▶ _EXERCISE REQUIREMENTS_
Report how many lines contain the word "company"; answer with the number only.

|---|

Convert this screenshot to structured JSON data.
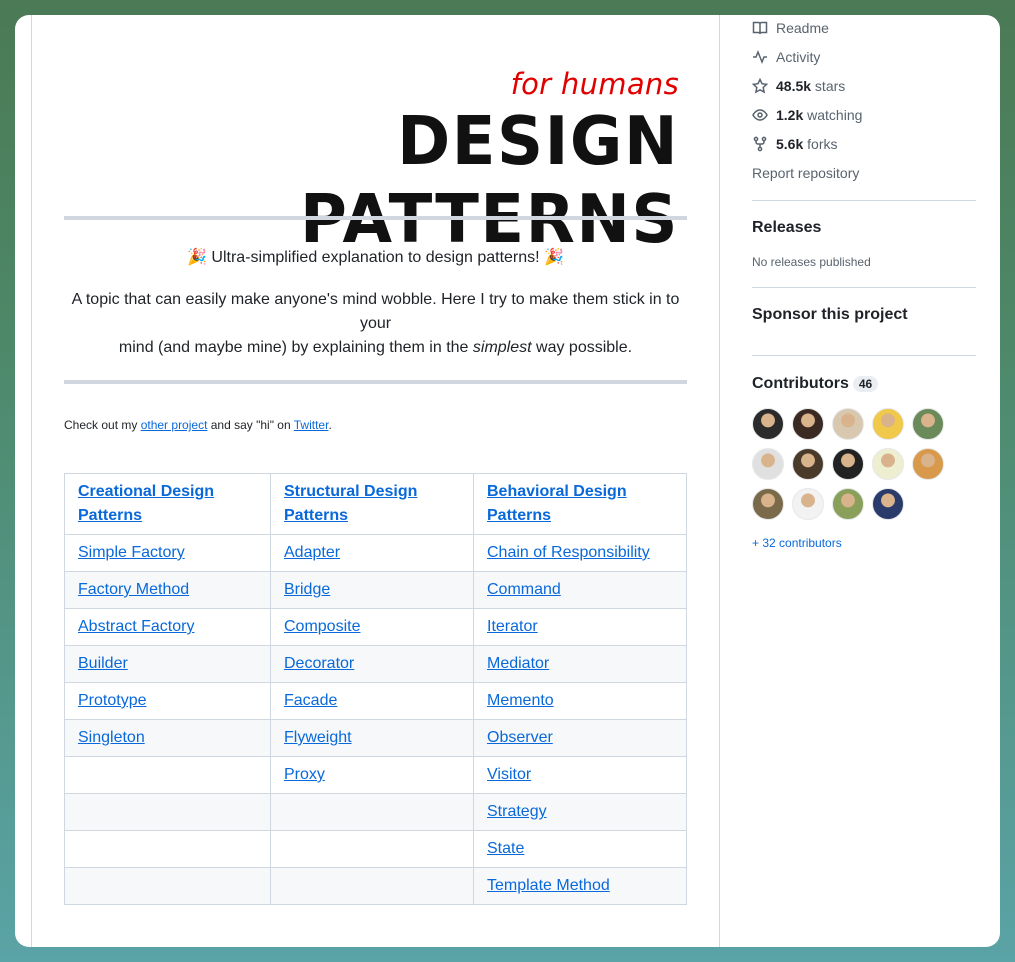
{
  "readme": {
    "for_humans": "for humans",
    "title": "DESIGN PATTERNS",
    "tagline": "🎉 Ultra-simplified explanation to design patterns! 🎉",
    "para_part1": "A topic that can easily make anyone's mind wobble. Here I try to make them stick in to your",
    "para_part2": "mind (and maybe mine) by explaining them in the ",
    "para_em": "simplest",
    "para_part3": " way possible.",
    "note_prefix": "Check out my ",
    "note_link1": "other project",
    "note_middle": " and say \"hi\" on ",
    "note_link2": "Twitter",
    "note_suffix": ".",
    "table": {
      "headers": [
        "Creational Design Patterns",
        "Structural Design Patterns",
        "Behavioral Design Patterns"
      ],
      "rows": [
        [
          "Simple Factory",
          "Adapter",
          "Chain of Responsibility"
        ],
        [
          "Factory Method",
          "Bridge",
          "Command"
        ],
        [
          "Abstract Factory",
          "Composite",
          "Iterator"
        ],
        [
          "Builder",
          "Decorator",
          "Mediator"
        ],
        [
          "Prototype",
          "Facade",
          "Memento"
        ],
        [
          "Singleton",
          "Flyweight",
          "Observer"
        ],
        [
          "",
          "Proxy",
          "Visitor"
        ],
        [
          "",
          "",
          "Strategy"
        ],
        [
          "",
          "",
          "State"
        ],
        [
          "",
          "",
          "Template Method"
        ]
      ]
    }
  },
  "sidebar": {
    "readme": "Readme",
    "activity": "Activity",
    "stars_count": "48.5k",
    "stars_label": " stars",
    "watching_count": "1.2k",
    "watching_label": " watching",
    "forks_count": "5.6k",
    "forks_label": " forks",
    "report": "Report repository",
    "releases_heading": "Releases",
    "releases_note": "No releases published",
    "sponsor_heading": "Sponsor this project",
    "contributors_heading": "Contributors",
    "contributors_count": "46",
    "more_contributors": "+ 32 contributors",
    "avatar_colors": [
      "#2b2b2b",
      "#3a2a22",
      "#d8c8b0",
      "#f0c84a",
      "#6b8a5a",
      "#e0e0e0",
      "#4a3a2a",
      "#222222",
      "#eeeed0",
      "#d89a4a",
      "#7a6a4a",
      "#f2f2f2",
      "#8aa05a",
      "#2a3a6a"
    ]
  }
}
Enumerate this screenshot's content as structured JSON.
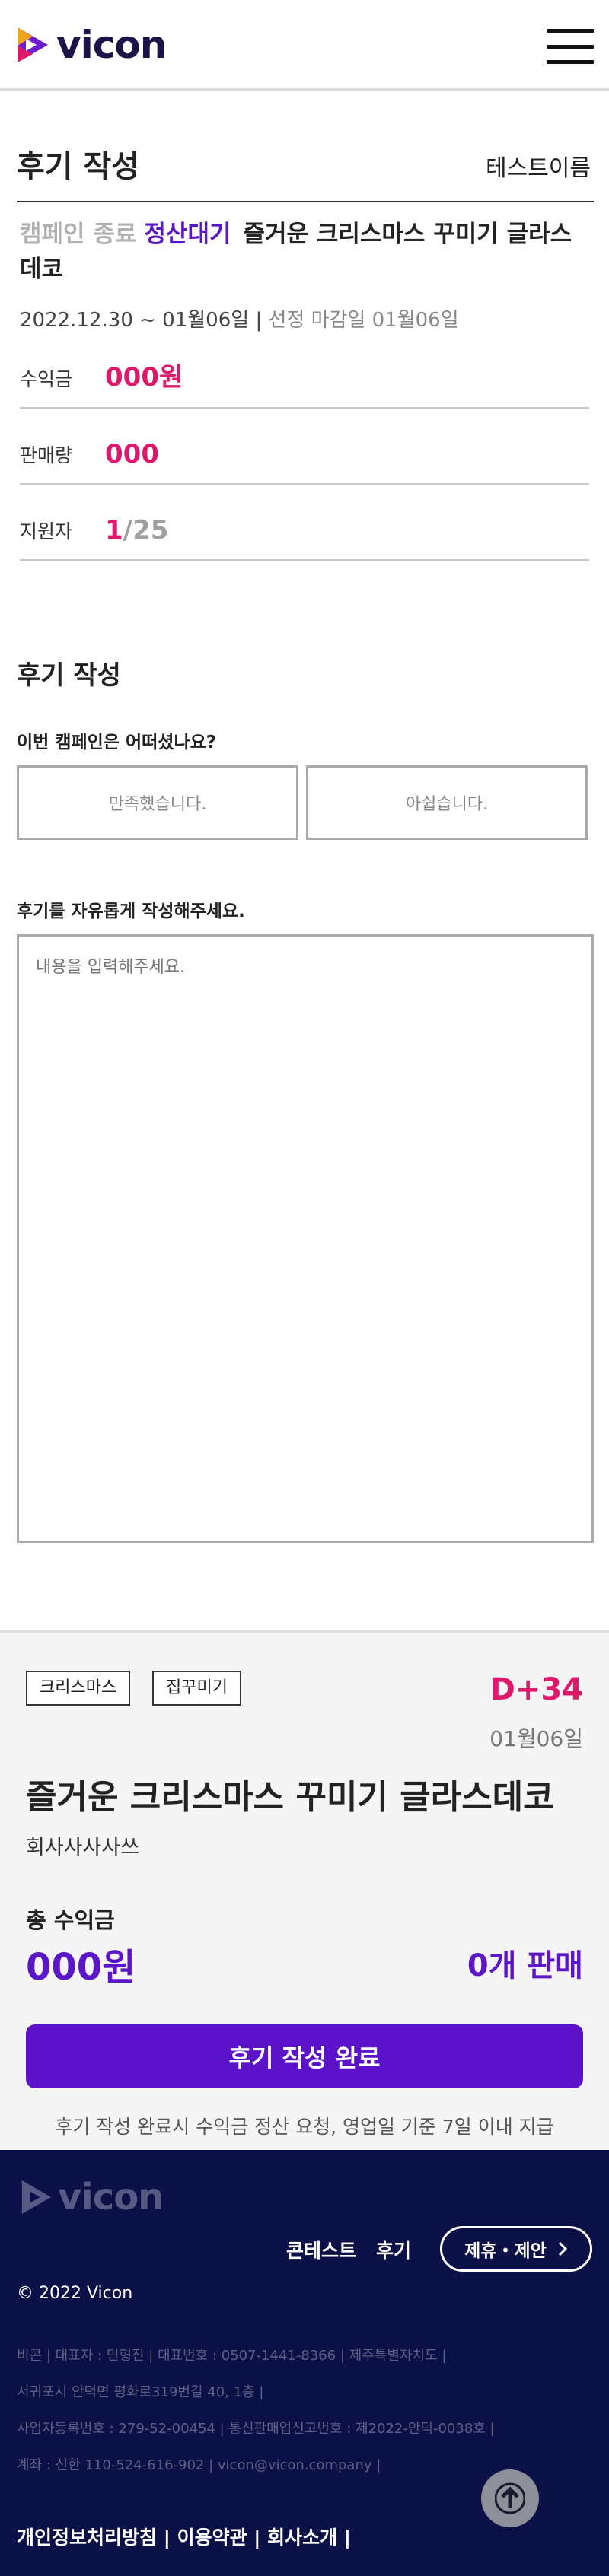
{
  "header": {
    "logo_text": "vicon",
    "menu_icon": "hamburger-icon"
  },
  "page": {
    "title": "후기 작성",
    "user_name": "테스트이름"
  },
  "campaign": {
    "status_ended": "캠페인 종료",
    "status_pending": "정산대기",
    "title": "즐거운 크리스마스 꾸미기 글라스데코",
    "period": "2022.12.30 ~ 01월06일 |",
    "deadline": "선정 마감일 01월06일"
  },
  "stats": {
    "earnings_label": "수익금",
    "earnings_value": "000원",
    "sales_label": "판매량",
    "sales_value": "000",
    "applicants_label": "지원자",
    "applicants_count": "1",
    "applicants_total": "/25"
  },
  "review": {
    "section_title": "후기 작성",
    "question": "이번 캠페인은 어떠셨나요?",
    "option_satisfied": "만족했습니다.",
    "option_regret": "아쉽습니다.",
    "free_label": "후기를 자유롭게 작성해주세요.",
    "placeholder": "내용을 입력해주세요."
  },
  "summary": {
    "tags": [
      "크리스마스",
      "집꾸미기"
    ],
    "dday": "D+34",
    "end_date": "01월06일",
    "title": "즐거운 크리스마스 꾸미기 글라스데코",
    "company": "회사사사사쓰",
    "total_label": "총 수익금",
    "total_value": "000원",
    "sold_value": "0개 판매",
    "submit_label": "후기 작성 완료",
    "notice": "후기 작성 완료시 수익금 정산 요청, 영업일 기준 7일 이내 지급"
  },
  "footer": {
    "logo_text": "vicon",
    "nav": [
      "콘테스트",
      "후기"
    ],
    "partner_label": "제휴・제안",
    "copyright": "© 2022 Vicon",
    "biz_lines": [
      "비콘 | 대표자 : 민형진 | 대표번호 : 0507-1441-8366 | 제주특별자치도 |",
      "서귀포시 안덕면 평화로319번길 40, 1층 |",
      "사업자등록번호 : 279-52-00454 | 통신판매업신고번호 : 제2022-안덕-0038호 |",
      "계좌 : 신한 110-524-616-902 | vicon@vicon.company |"
    ],
    "links": [
      "개인정보처리방침",
      "이용약관",
      "회사소개"
    ]
  },
  "colors": {
    "accent_purple": "#5b12c9",
    "accent_pink": "#e0186c",
    "footer_bg": "#0b1146"
  }
}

|---|

▶ _EXERCISE SOLUTION_
2